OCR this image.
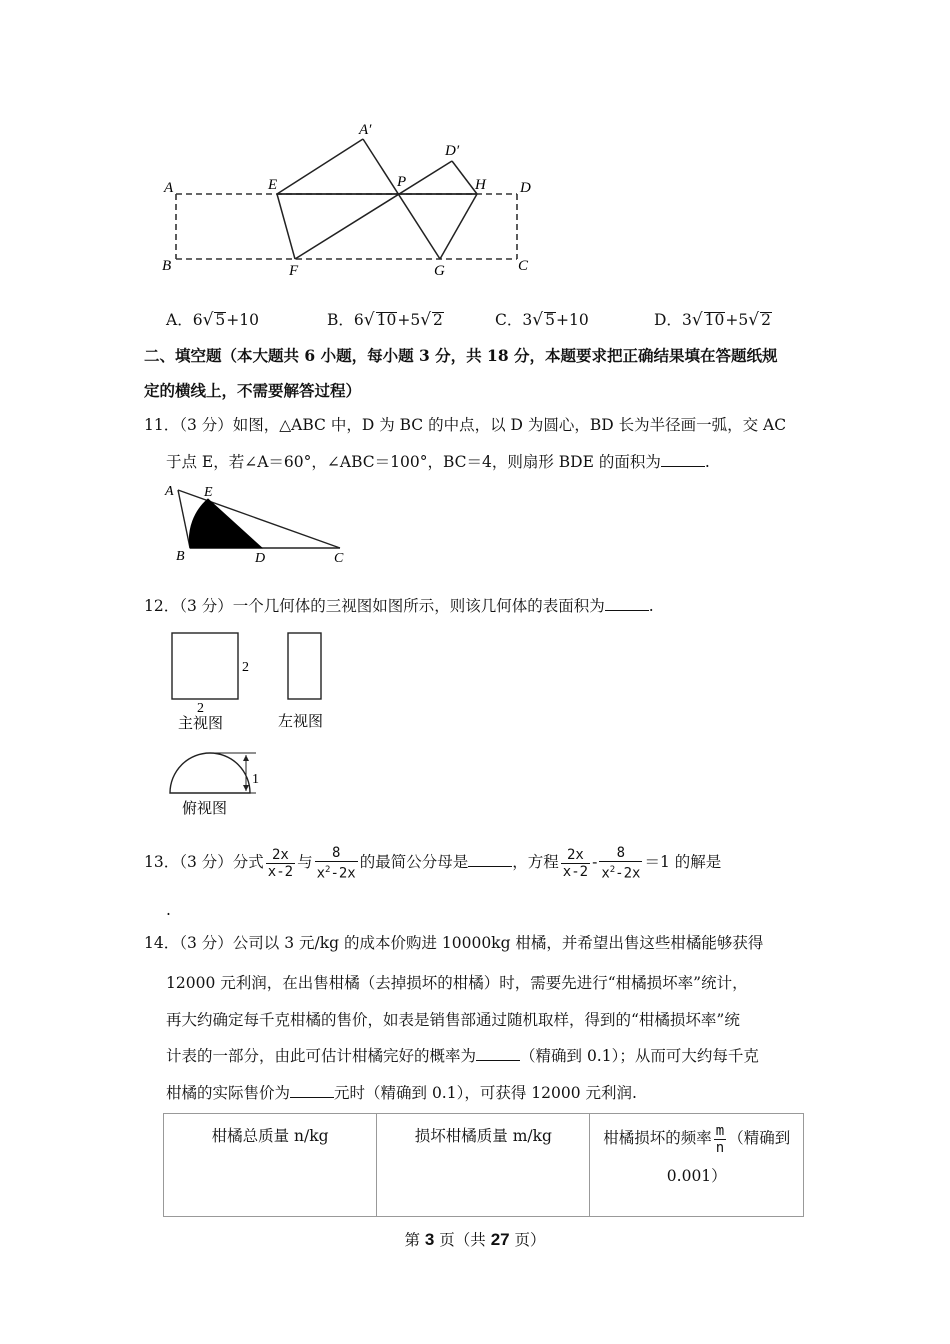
A
B	C
D
E
F	G
H
P
A′
D′
A．6√ 5+10	B．6√ 10+5√ 2	C．3√ 5+10	D．3√ 10+5√ 2
二、填空题（本大题共 6 小题，每小题 3 分，共 18 分，本题要求把正确结果填在答题纸规
定的横线上，不需要解答过程）
11．（3 分）如图，△ABC 中，D 为 BC 的中点，以 D 为圆心，BD 长为半径画一弧，交 AC
于点 E，若∠A＝60°，∠ABC＝100°，BC＝4，则扇形 BDE 的面积为	.
A E
B	D	C
12．（3 分）一个几何体的三视图如图所示，则该几何体的表面积为	.
2
2
1
主视图	左视图
俯视图
13．（3 分）分式 $\frac{2x}{x-2}$ 与 $\frac{8}{x^2-2x}$ 的最简公分母是	，方程 $\frac{2x}{x-2} - \frac{8}{x^2-2x} =1$ 的解是
.
14．（3 分）公司以 3 元/kg 的成本价购进 10000kg 柑橘，并希望出售这些柑橘能够获得
12000 元利润，在出售柑橘（去掉损坏的柑橘）时，需要先进行“柑橘损坏率”统计，
再大约确定每千克柑橘的售价，如表是销售部通过随机取样，得到的“柑橘损坏率”统
计表的一部分，由此可估计柑橘完好的概率为	（精确到 0.1）；从而可大约每千克
柑橘的实际售价为	元时（精确到 0.1），可获得 12000 元利润.
柑橘总质量 n/kg	损坏柑橘质量 m/kg	柑橘损坏的频率 $\frac{m}{n}$ （精确到
0.001）
第 3 页（共 27 页）
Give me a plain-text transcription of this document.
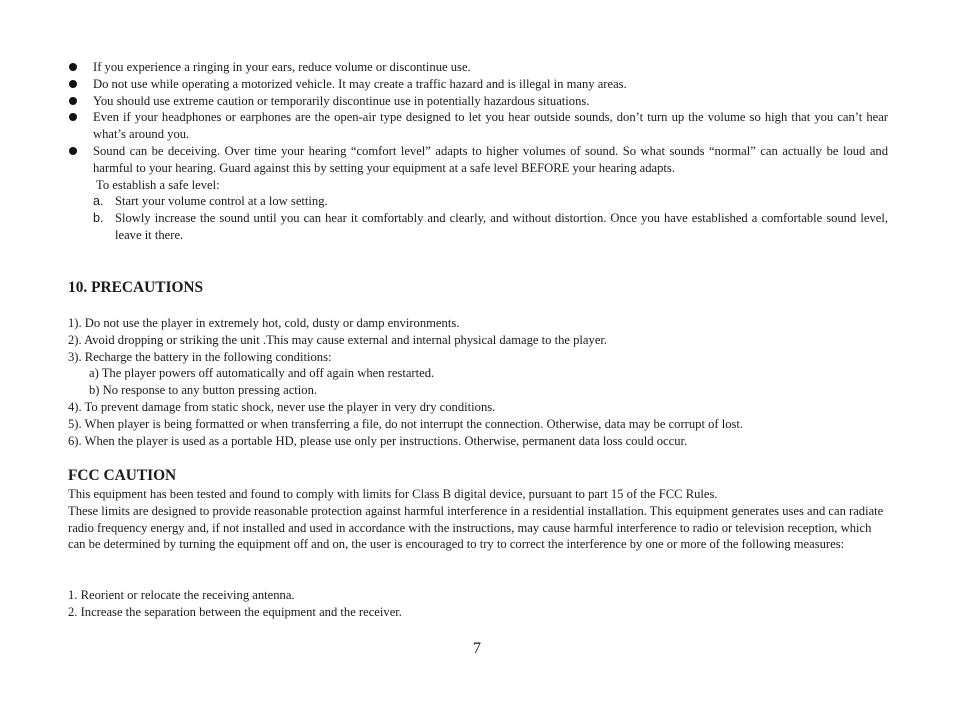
If you experience a ringing in your ears, reduce volume or discontinue use.
Do not use while operating a motorized vehicle. It may create a traffic hazard and is illegal in many areas.
You should use extreme caution or temporarily discontinue use in potentially hazardous situations.
Even if your headphones or earphones are the open-air type designed to let you hear outside sounds, don’t turn up the volume so high that you can’t hear what’s around you.
Sound can be deceiving. Over time your hearing “comfort level” adapts to higher volumes of sound. So what sounds “normal” can actually be loud and harmful to your hearing. Guard against this by setting your equipment at a safe level BEFORE your hearing adapts.
To establish a safe level:
a. Start your volume control at a low setting.
b. Slowly increase the sound until you can hear it comfortably and clearly, and without distortion. Once you have established a comfortable sound level, leave it there.
10. PRECAUTIONS
1). Do not use the player in extremely hot, cold, dusty or damp environments.
2). Avoid dropping or striking the unit .This may cause external and internal physical damage to the player.
3). Recharge the battery in the following conditions:
a) The player powers off automatically and off again when restarted.
b) No response to any button pressing action.
4). To prevent damage from static shock, never use the player in very dry conditions.
5). When player is being formatted or when transferring a file, do not interrupt the connection. Otherwise, data may be corrupt of lost.
6). When the player is used as a portable HD, please use only per instructions. Otherwise, permanent data loss could occur.
FCC CAUTION
This equipment has been tested and found to comply with limits for Class B digital device, pursuant to part 15 of the FCC Rules.
These limits are designed to provide reasonable protection against harmful interference in a residential installation. This equipment generates uses and can radiate radio frequency energy and, if not installed and used in accordance with the instructions, may cause harmful interference to radio or television reception, which can be determined by turning the equipment off and on, the user is encouraged to try to correct the interference by one or more of the following measures:
1. Reorient or relocate the receiving antenna.
2. Increase the separation between the equipment and the receiver.
7
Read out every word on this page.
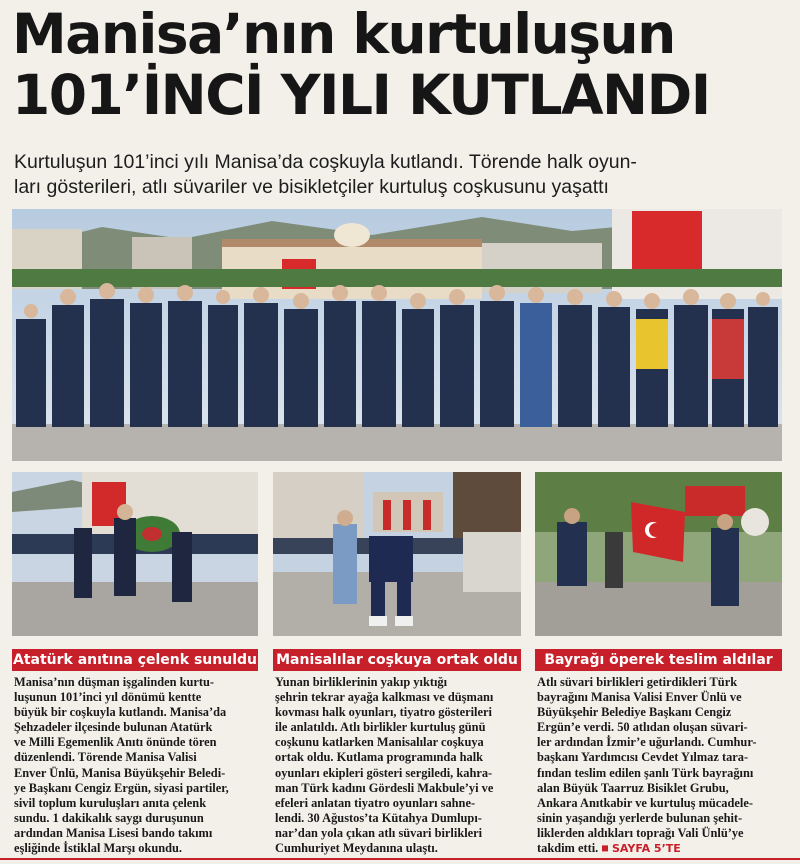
Manisa’nın kurtuluşun
101’İNCİ YILI KUTLANDI
Kurtuluşun 101’inci yılı Manisa’da coşkuyla kutlandı. Törende halk oyun-
ları gösterileri, atlı süvariler ve bisikletçiler kurtuluş coşkusunu yaşattı
Atatürk anıtına çelenk sunuldu Manisalılar coşkuya ortak oldu	Bayrağı öperek teslim aldılar
Manisa’nın düşman işgalinden kurtu-
luşunun 101’inci yıl dönümü kentte
büyük bir coşkuyla kutlandı. Manisa’da
Şehzadeler ilçesinde bulunan Atatürk
ve Milli Egemenlik Anıtı önünde tören
düzenlendi. Törende Manisa Valisi
Enver Ünlü, Manisa Büyükşehir Beledi-
ye Başkanı Cengiz Ergün, siyasi partiler,
sivil toplum kuruluşları anıta çelenk
sundu. 1 dakikalık saygı duruşunun
ardından Manisa Lisesi bando takımı
eşliğinde İstiklal Marşı okundu.
Yunan birliklerinin yakıp yıktığı
şehrin tekrar ayağa kalkması ve düşmanı
kovması halk oyunları, tiyatro gösterileri
ile anlatıldı. Atlı birlikler kurtuluş günü
coşkunu katlarken Manisalılar coşkuya
ortak oldu. Kutlama programında halk
oyunları ekipleri gösteri sergiledi, kahra-
man Türk kadını Gördesli Makbule’yi ve
efeleri anlatan tiyatro oyunları sahne-
lendi. 30 Ağustos’ta Kütahya Dumlupı-
nar’dan yola çıkan atlı süvari birlikleri
Cumhuriyet Meydanına ulaştı.
Atlı süvari birlikleri getirdikleri Türk
bayrağını Manisa Valisi Enver Ünlü ve
Büyükşehir Belediye Başkanı Cengiz
Ergün’e verdi. 50 atlıdan oluşan süvari-
ler ardından İzmir’e uğurlandı. Cumhur-
başkanı Yardımcısı Cevdet Yılmaz tara-
fından teslim edilen şanlı Türk bayrağını
alan Büyük Taarruz Bisiklet Grubu,
Ankara Anıtkabir ve kurtuluş mücadele-
sinin yaşandığı yerlerde bulunan şehit-
liklerden aldıkları toprağı Vali Ünlü’ye
takdim etti. ■ SAYFA 5’TE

============

Written problem
Reproduce the material word for word, minus the images.

Exercise output
OCR this image.
A
B	C
D
E
F	G
H
P
A′
D′
A．6√ 5+10	B．6√ 10+5√ 2	C．3√ 5+10	D．3√ 10+5√ 2
二、填空题（本大题共 6 小题，每小题 3 分，共 18 分，本题要求把正确结果填在答题纸规
定的横线上，不需要解答过程）
11．（3 分）如图，△ABC 中，D 为 BC 的中点，以 D 为圆心，BD 长为半径画一弧，交 AC
于点 E，若∠A＝60°，∠ABC＝100°，BC＝4，则扇形 BDE 的面积为	.
A E
B	D	C
12．（3 分）一个几何体的三视图如图所示，则该几何体的表面积为	.
2
2
1
主视图	左视图
俯视图
13．（3 分）分式 $\frac{2x}{x-2}$ 与 $\frac{8}{x^2-2x}$ 的最简公分母是	，方程 $\frac{2x}{x-2} - \frac{8}{x^2-2x} =1$ 的解是
.
14．（3 分）公司以 3 元/kg 的成本价购进 10000kg 柑橘，并希望出售这些柑橘能够获得
12000 元利润，在出售柑橘（去掉损坏的柑橘）时，需要先进行“柑橘损坏率”统计，
再大约确定每千克柑橘的售价，如表是销售部通过随机取样，得到的“柑橘损坏率”统
计表的一部分，由此可估计柑橘完好的概率为	（精确到 0.1）；从而可大约每千克
柑橘的实际售价为	元时（精确到 0.1），可获得 12000 元利润.
柑橘总质量 n/kg	损坏柑橘质量 m/kg	柑橘损坏的频率 $\frac{m}{n}$ （精确到
0.001）
第 3 页（共 27 页）
Give me a plain-text transcription of this document.
If you experience a ringing in your ears, reduce volume or discontinue use.
Do not use while operating a motorized vehicle. It may create a traffic hazard and is illegal in many areas.
You should use extreme caution or temporarily discontinue use in potentially hazardous situations.
Even if your headphones or earphones are the open-air type designed to let you hear outside sounds, don’t turn up the volume so high that you can’t hear what’s around you.
Sound can be deceiving. Over time your hearing “comfort level” adapts to higher volumes of sound. So what sounds “normal” can actually be loud and harmful to your hearing. Guard against this by setting your equipment at a safe level BEFORE your hearing adapts.
To establish a safe level:
a. Start your volume control at a low setting.
b. Slowly increase the sound until you can hear it comfortably and clearly, and without distortion. Once you have established a comfortable sound level, leave it there.
10. PRECAUTIONS
1). Do not use the player in extremely hot, cold, dusty or damp environments.
2). Avoid dropping or striking the unit .This may cause external and internal physical damage to the player.
3). Recharge the battery in the following conditions:
a) The player powers off automatically and off again when restarted.
b) No response to any button pressing action.
4). To prevent damage from static shock, never use the player in very dry conditions.
5). When player is being formatted or when transferring a file, do not interrupt the connection. Otherwise, data may be corrupt of lost.
6). When the player is used as a portable HD, please use only per instructions. Otherwise, permanent data loss could occur.
FCC CAUTION
This equipment has been tested and found to comply with limits for Class B digital device, pursuant to part 15 of the FCC Rules.
These limits are designed to provide reasonable protection against harmful interference in a residential installation. This equipment generates uses and can radiate radio frequency energy and, if not installed and used in accordance with the instructions, may cause harmful interference to radio or television reception, which can be determined by turning the equipment off and on, the user is encouraged to try to correct the interference by one or more of the following measures:
1. Reorient or relocate the receiving antenna.
2. Increase the separation between the equipment and the receiver.
7
Read out every word on this page.
Manisa’nın kurtuluşun
101’İNCİ YILI KUTLANDI
Kurtuluşun 101’inci yılı Manisa’da coşkuyla kutlandı. Törende halk oyun-
ları gösterileri, atlı süvariler ve bisikletçiler kurtuluş coşkusunu yaşattı
Atatürk anıtına çelenk sunuldu Manisalılar coşkuya ortak oldu	Bayrağı öperek teslim aldılar
Manisa’nın düşman işgalinden kurtu-
luşunun 101’inci yıl dönümü kentte
büyük bir coşkuyla kutlandı. Manisa’da
Şehzadeler ilçesinde bulunan Atatürk
ve Milli Egemenlik Anıtı önünde tören
düzenlendi. Törende Manisa Valisi
Enver Ünlü, Manisa Büyükşehir Beledi-
ye Başkanı Cengiz Ergün, siyasi partiler,
sivil toplum kuruluşları anıta çelenk
sundu. 1 dakikalık saygı duruşunun
ardından Manisa Lisesi bando takımı
eşliğinde İstiklal Marşı okundu.
Yunan birliklerinin yakıp yıktığı
şehrin tekrar ayağa kalkması ve düşmanı
kovması halk oyunları, tiyatro gösterileri
ile anlatıldı. Atlı birlikler kurtuluş günü
coşkunu katlarken Manisalılar coşkuya
ortak oldu. Kutlama programında halk
oyunları ekipleri gösteri sergiledi, kahra-
man Türk kadını Gördesli Makbule’yi ve
efeleri anlatan tiyatro oyunları sahne-
lendi. 30 Ağustos’ta Kütahya Dumlupı-
nar’dan yola çıkan atlı süvari birlikleri
Cumhuriyet Meydanına ulaştı.
Atlı süvari birlikleri getirdikleri Türk
bayrağını Manisa Valisi Enver Ünlü ve
Büyükşehir Belediye Başkanı Cengiz
Ergün’e verdi. 50 atlıdan oluşan süvari-
ler ardından İzmir’e uğurlandı. Cumhur-
başkanı Yardımcısı Cevdet Yılmaz tara-
fından teslim edilen şanlı Türk bayrağını
alan Büyük Taarruz Bisiklet Grubu,
Ankara Anıtkabir ve kurtuluş mücadele-
sinin yaşandığı yerlerde bulunan şehit-
liklerden aldıkları toprağı Vali Ünlü’ye
takdim etti. ■ SAYFA 5’TE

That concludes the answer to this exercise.